## Data supplied
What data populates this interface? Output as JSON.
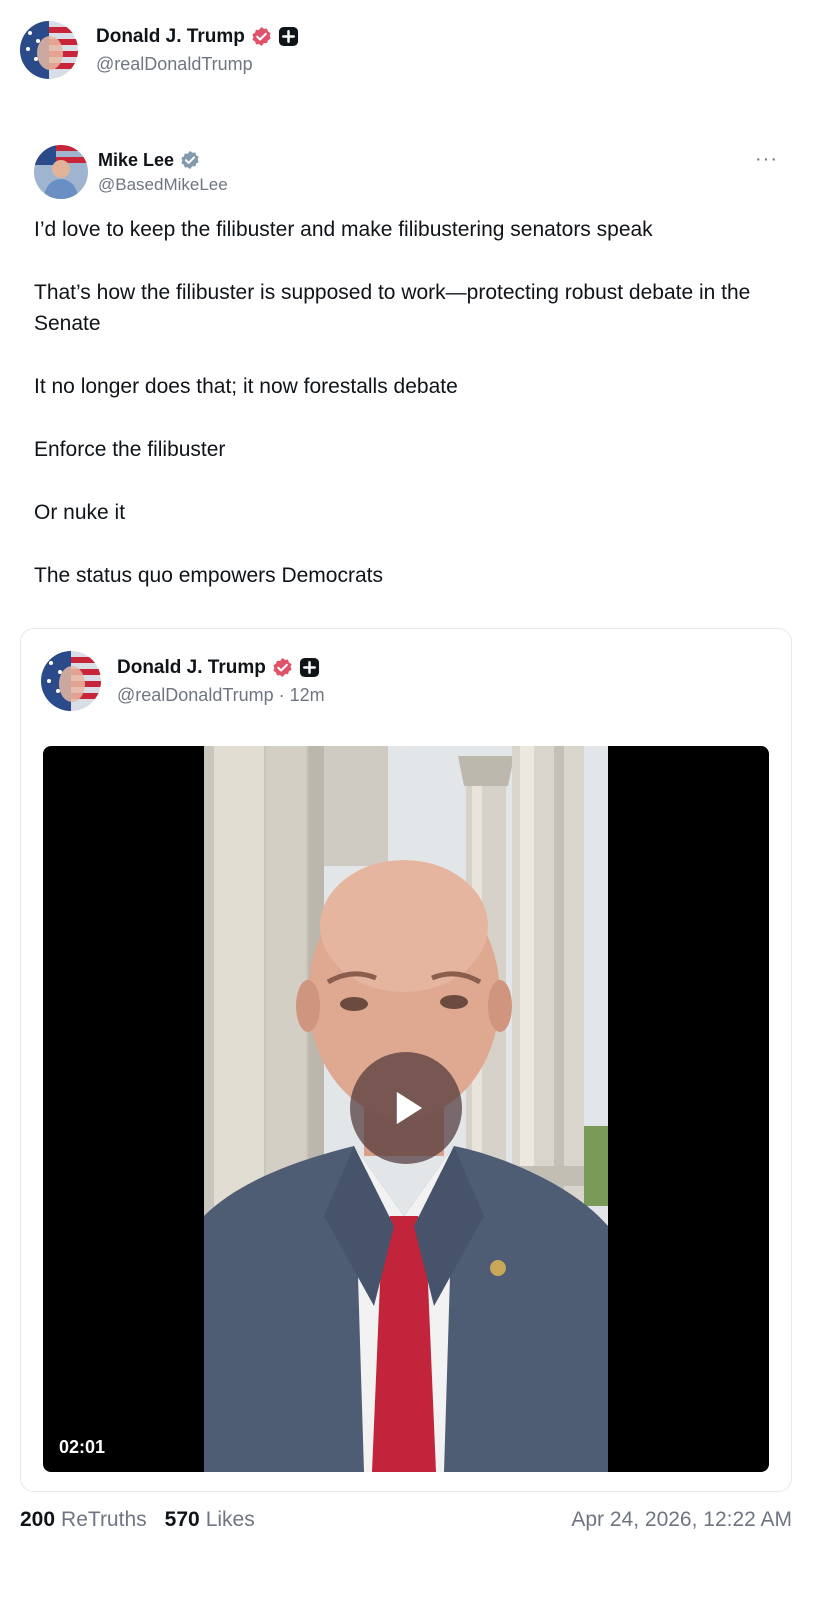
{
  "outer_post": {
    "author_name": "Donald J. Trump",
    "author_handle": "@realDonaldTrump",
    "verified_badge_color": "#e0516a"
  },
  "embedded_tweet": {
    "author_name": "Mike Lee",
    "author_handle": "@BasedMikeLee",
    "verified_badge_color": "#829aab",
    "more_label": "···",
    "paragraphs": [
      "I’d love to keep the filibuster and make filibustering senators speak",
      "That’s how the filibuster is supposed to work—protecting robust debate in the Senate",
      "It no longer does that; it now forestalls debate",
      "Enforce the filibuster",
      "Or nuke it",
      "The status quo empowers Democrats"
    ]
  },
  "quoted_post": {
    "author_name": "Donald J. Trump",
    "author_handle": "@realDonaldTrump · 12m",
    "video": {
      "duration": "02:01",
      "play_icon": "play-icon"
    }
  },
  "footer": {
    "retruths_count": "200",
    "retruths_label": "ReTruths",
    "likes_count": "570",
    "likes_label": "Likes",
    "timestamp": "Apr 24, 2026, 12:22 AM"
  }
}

## Exercise brief
Reproduce the material word for word, minus the images.

## Solution to this exercise
What data populates this interface? Output as JSON.
{
  "outer_post": {
    "author_name": "Donald J. Trump",
    "author_handle": "@realDonaldTrump",
    "verified_badge_color": "#e0516a"
  },
  "embedded_tweet": {
    "author_name": "Mike Lee",
    "author_handle": "@BasedMikeLee",
    "verified_badge_color": "#829aab",
    "more_label": "···",
    "paragraphs": [
      "I’d love to keep the filibuster and make filibustering senators speak",
      "That’s how the filibuster is supposed to work—protecting robust debate in the Senate",
      "It no longer does that; it now forestalls debate",
      "Enforce the filibuster",
      "Or nuke it",
      "The status quo empowers Democrats"
    ]
  },
  "quoted_post": {
    "author_name": "Donald J. Trump",
    "author_handle": "@realDonaldTrump · 12m",
    "video": {
      "duration": "02:01",
      "play_icon": "play-icon"
    }
  },
  "footer": {
    "retruths_count": "200",
    "retruths_label": "ReTruths",
    "likes_count": "570",
    "likes_label": "Likes",
    "timestamp": "Apr 24, 2026, 12:22 AM"
  }
}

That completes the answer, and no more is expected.